(Saved entries)
● ● ● ● ● ● ●
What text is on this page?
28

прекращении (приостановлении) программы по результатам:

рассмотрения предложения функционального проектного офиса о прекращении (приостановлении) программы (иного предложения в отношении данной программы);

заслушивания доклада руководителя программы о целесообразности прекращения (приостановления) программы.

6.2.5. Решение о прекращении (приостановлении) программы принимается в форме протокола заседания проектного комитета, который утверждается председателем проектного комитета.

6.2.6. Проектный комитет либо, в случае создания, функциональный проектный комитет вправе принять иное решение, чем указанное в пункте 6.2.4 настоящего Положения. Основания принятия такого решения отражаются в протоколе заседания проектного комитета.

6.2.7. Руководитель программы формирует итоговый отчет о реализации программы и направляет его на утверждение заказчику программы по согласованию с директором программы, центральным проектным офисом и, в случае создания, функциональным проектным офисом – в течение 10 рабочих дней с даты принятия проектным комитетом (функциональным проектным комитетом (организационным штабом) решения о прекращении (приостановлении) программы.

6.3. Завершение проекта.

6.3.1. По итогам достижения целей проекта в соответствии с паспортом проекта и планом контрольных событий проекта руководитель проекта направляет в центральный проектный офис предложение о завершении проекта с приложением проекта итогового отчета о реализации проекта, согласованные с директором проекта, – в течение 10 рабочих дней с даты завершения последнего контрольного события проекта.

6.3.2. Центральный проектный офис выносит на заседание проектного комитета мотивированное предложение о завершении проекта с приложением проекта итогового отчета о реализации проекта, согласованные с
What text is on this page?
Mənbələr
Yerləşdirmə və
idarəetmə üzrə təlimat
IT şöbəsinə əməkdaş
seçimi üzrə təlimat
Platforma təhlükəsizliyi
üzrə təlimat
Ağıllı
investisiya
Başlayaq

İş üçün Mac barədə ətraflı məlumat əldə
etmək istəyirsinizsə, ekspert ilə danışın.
● ● ● ● ● ● ●
Requirement
Print all the data exactly.

Written answer
What text is on this page?
28

прекращении (приостановлении) программы по результатам:

рассмотрения предложения функционального проектного офиса о прекращении (приостановлении) программы (иного предложения в отношении данной программы);

заслушивания доклада руководителя программы о целесообразности прекращения (приостановления) программы.

6.2.5. Решение о прекращении (приостановлении) программы принимается в форме протокола заседания проектного комитета, который утверждается председателем проектного комитета.

6.2.6. Проектный комитет либо, в случае создания, функциональный проектный комитет вправе принять иное решение, чем указанное в пункте 6.2.4 настоящего Положения. Основания принятия такого решения отражаются в протоколе заседания проектного комитета.

6.2.7. Руководитель программы формирует итоговый отчет о реализации программы и направляет его на утверждение заказчику программы по согласованию с директором программы, центральным проектным офисом и, в случае создания, функциональным проектным офисом – в течение 10 рабочих дней с даты принятия проектным комитетом (функциональным проектным комитетом (организационным штабом) решения о прекращении (приостановлении) программы.

6.3. Завершение проекта.

6.3.1. По итогам достижения целей проекта в соответствии с паспортом проекта и планом контрольных событий проекта руководитель проекта направляет в центральный проектный офис предложение о завершении проекта с приложением проекта итогового отчета о реализации проекта, согласованные с директором проекта, – в течение 10 рабочих дней с даты завершения последнего контрольного события проекта.

6.3.2. Центральный проектный офис выносит на заседание проектного комитета мотивированное предложение о завершении проекта с приложением проекта итогового отчета о реализации проекта, согласованные с
What text is on this page?
Mənbələr
Yerləşdirmə və
idarəetmə üzrə təlimat
IT şöbəsinə əməkdaş
seçimi üzrə təlimat
Platforma təhlükəsizliyi
üzrə təlimat
Ağıllı
investisiya
Başlayaq

İş üçün Mac barədə ətraflı məlumat əldə
etmək istəyirsinizsə, ekspert ilə danışın.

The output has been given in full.